(Data records)
═══

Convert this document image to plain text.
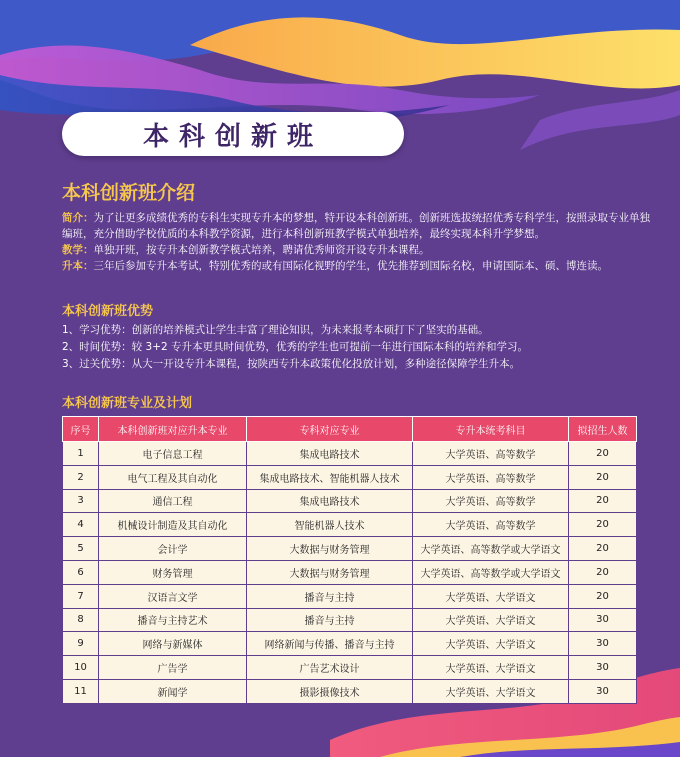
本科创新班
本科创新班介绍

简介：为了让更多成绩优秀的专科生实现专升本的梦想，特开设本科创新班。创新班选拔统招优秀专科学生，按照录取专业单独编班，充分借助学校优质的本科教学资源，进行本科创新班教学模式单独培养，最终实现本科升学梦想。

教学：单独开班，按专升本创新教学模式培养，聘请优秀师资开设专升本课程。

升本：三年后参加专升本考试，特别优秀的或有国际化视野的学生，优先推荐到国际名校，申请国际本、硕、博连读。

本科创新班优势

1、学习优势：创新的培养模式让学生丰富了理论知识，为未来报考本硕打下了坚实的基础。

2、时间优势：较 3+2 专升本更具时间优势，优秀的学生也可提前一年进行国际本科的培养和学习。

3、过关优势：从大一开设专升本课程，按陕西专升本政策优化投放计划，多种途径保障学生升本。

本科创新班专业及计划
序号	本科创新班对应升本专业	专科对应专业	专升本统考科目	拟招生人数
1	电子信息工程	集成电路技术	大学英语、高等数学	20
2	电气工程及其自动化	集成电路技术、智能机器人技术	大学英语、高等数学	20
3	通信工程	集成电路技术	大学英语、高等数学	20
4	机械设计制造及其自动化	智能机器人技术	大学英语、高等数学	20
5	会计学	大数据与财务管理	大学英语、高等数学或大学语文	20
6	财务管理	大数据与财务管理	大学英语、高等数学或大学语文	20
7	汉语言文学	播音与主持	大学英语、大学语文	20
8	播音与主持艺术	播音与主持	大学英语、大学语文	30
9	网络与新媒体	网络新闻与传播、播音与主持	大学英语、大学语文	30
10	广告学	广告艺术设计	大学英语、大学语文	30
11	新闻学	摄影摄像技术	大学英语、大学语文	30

═══

» **TASK DESCRIPTION**:
Pictures don't belong in the copy. Restate all the entries exactly.

» **SOLUTION TO THIS EXERCISE**:
Convert this document image to plain text.
本科创新班
本科创新班介绍

简介：为了让更多成绩优秀的专科生实现专升本的梦想，特开设本科创新班。创新班选拔统招优秀专科学生，按照录取专业单独编班，充分借助学校优质的本科教学资源，进行本科创新班教学模式单独培养，最终实现本科升学梦想。

教学：单独开班，按专升本创新教学模式培养，聘请优秀师资开设专升本课程。

升本：三年后参加专升本考试，特别优秀的或有国际化视野的学生，优先推荐到国际名校，申请国际本、硕、博连读。

本科创新班优势

1、学习优势：创新的培养模式让学生丰富了理论知识，为未来报考本硕打下了坚实的基础。

2、时间优势：较 3+2 专升本更具时间优势，优秀的学生也可提前一年进行国际本科的培养和学习。

3、过关优势：从大一开设专升本课程，按陕西专升本政策优化投放计划，多种途径保障学生升本。

本科创新班专业及计划
序号	本科创新班对应升本专业	专科对应专业	专升本统考科目	拟招生人数
1	电子信息工程	集成电路技术	大学英语、高等数学	20
2	电气工程及其自动化	集成电路技术、智能机器人技术	大学英语、高等数学	20
3	通信工程	集成电路技术	大学英语、高等数学	20
4	机械设计制造及其自动化	智能机器人技术	大学英语、高等数学	20
5	会计学	大数据与财务管理	大学英语、高等数学或大学语文	20
6	财务管理	大数据与财务管理	大学英语、高等数学或大学语文	20
7	汉语言文学	播音与主持	大学英语、大学语文	20
8	播音与主持艺术	播音与主持	大学英语、大学语文	30
9	网络与新媒体	网络新闻与传播、播音与主持	大学英语、大学语文	30
10	广告学	广告艺术设计	大学英语、大学语文	30
11	新闻学	摄影摄像技术	大学英语、大学语文	30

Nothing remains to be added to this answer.